# Request
Find the lines that hold "Create". Report only how many there are.

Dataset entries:

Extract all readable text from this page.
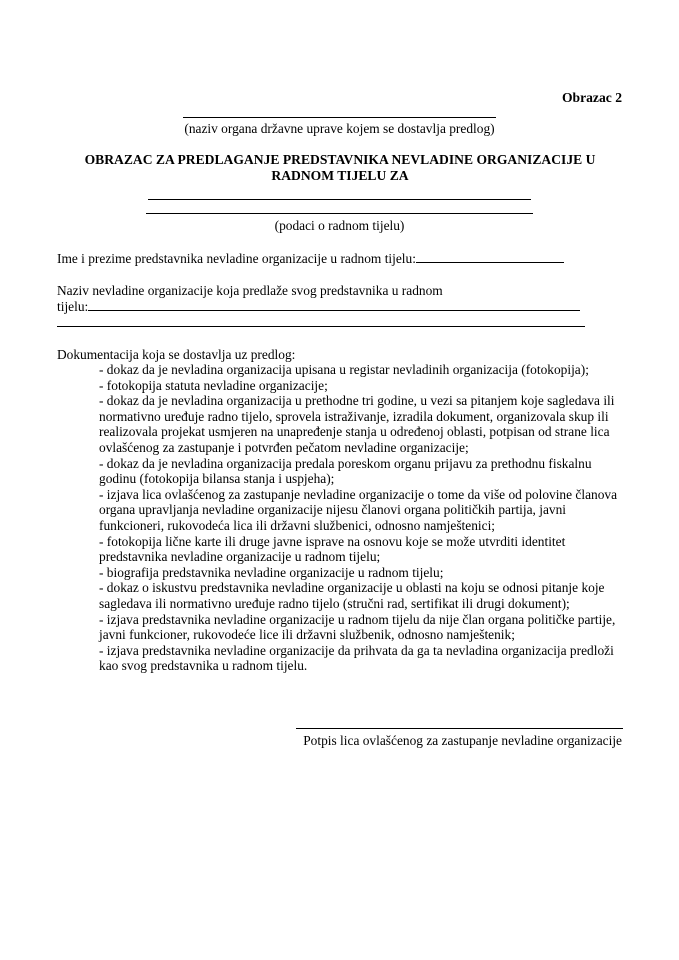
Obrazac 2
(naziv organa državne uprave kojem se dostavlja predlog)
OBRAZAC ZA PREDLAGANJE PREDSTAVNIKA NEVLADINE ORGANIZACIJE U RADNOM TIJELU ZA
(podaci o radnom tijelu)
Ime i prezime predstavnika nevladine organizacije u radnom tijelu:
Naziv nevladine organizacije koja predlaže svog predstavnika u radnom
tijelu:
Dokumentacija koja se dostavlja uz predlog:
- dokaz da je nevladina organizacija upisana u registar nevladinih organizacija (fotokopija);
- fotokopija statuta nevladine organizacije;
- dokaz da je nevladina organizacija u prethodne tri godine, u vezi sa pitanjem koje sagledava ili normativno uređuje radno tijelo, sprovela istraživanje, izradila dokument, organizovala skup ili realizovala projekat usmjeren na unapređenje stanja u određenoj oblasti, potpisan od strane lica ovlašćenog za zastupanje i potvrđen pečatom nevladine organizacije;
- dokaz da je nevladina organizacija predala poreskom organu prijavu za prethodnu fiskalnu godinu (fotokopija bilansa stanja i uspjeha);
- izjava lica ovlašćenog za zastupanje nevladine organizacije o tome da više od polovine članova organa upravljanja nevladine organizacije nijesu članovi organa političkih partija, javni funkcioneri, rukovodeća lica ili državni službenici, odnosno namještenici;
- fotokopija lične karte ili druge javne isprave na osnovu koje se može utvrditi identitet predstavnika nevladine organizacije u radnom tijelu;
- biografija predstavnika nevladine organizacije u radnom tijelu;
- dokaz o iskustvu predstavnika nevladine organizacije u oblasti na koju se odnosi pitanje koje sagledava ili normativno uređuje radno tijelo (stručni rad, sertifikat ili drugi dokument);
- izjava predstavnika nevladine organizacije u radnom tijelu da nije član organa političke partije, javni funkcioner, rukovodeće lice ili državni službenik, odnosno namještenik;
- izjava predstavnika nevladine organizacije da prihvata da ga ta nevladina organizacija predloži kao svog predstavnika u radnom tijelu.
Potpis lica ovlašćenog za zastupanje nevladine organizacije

* * *

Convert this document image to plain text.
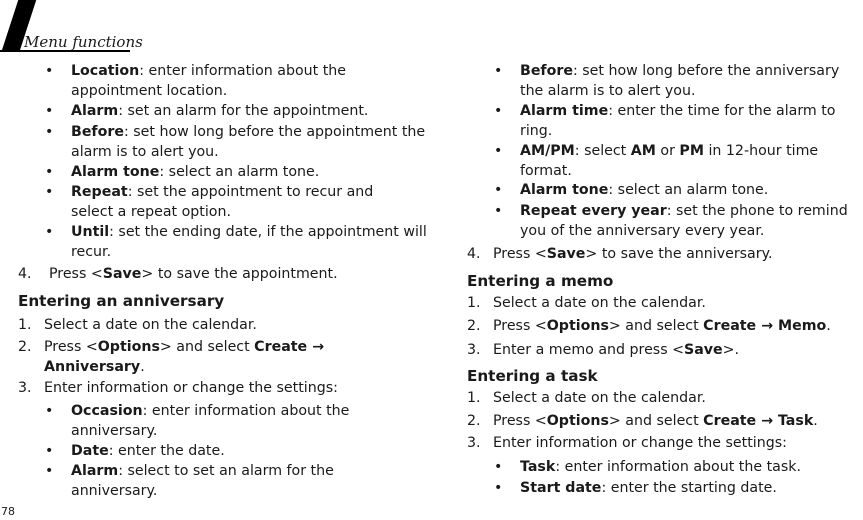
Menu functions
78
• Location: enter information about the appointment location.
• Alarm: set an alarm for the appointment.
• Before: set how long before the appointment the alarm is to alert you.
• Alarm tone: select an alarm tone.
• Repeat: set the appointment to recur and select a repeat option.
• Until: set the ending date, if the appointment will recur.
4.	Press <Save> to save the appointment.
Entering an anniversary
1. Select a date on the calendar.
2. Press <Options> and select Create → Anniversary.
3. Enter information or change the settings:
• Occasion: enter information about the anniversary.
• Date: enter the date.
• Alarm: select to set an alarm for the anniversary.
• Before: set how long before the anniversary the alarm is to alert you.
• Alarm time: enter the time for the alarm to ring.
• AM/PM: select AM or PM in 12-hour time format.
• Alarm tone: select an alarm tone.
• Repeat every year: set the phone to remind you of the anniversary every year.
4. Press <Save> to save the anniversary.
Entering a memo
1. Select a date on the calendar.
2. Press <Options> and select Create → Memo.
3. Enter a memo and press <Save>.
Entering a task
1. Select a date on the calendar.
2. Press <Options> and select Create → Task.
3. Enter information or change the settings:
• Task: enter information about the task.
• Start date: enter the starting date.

---

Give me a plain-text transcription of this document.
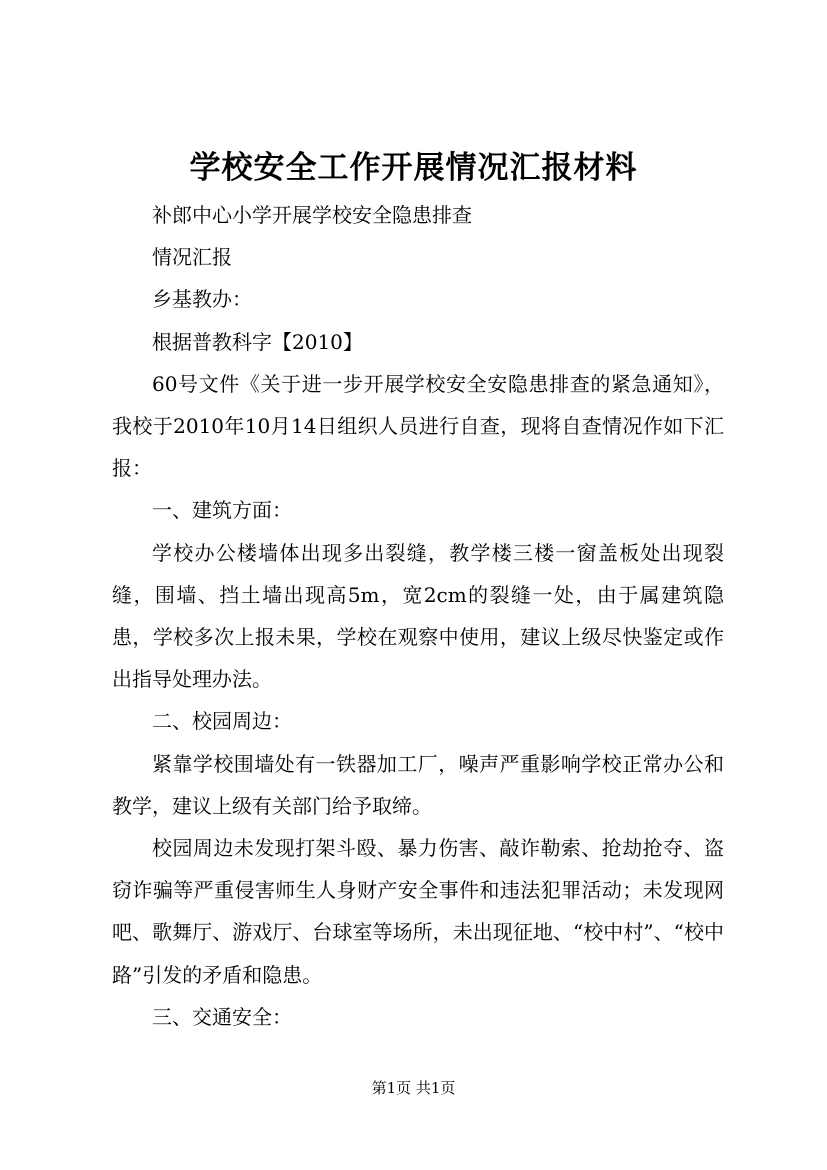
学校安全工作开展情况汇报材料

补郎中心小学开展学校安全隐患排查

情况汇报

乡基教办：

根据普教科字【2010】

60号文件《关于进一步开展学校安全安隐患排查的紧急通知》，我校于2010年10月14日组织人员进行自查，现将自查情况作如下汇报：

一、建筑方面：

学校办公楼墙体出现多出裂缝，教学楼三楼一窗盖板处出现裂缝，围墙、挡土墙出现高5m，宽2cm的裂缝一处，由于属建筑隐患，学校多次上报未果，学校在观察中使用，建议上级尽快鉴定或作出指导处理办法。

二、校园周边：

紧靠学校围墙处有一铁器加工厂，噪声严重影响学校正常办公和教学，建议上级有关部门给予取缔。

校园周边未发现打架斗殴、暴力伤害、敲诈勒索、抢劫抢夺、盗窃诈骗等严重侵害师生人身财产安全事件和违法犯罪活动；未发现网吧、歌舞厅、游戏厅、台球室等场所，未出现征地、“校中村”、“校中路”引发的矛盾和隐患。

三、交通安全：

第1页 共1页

# The solution
3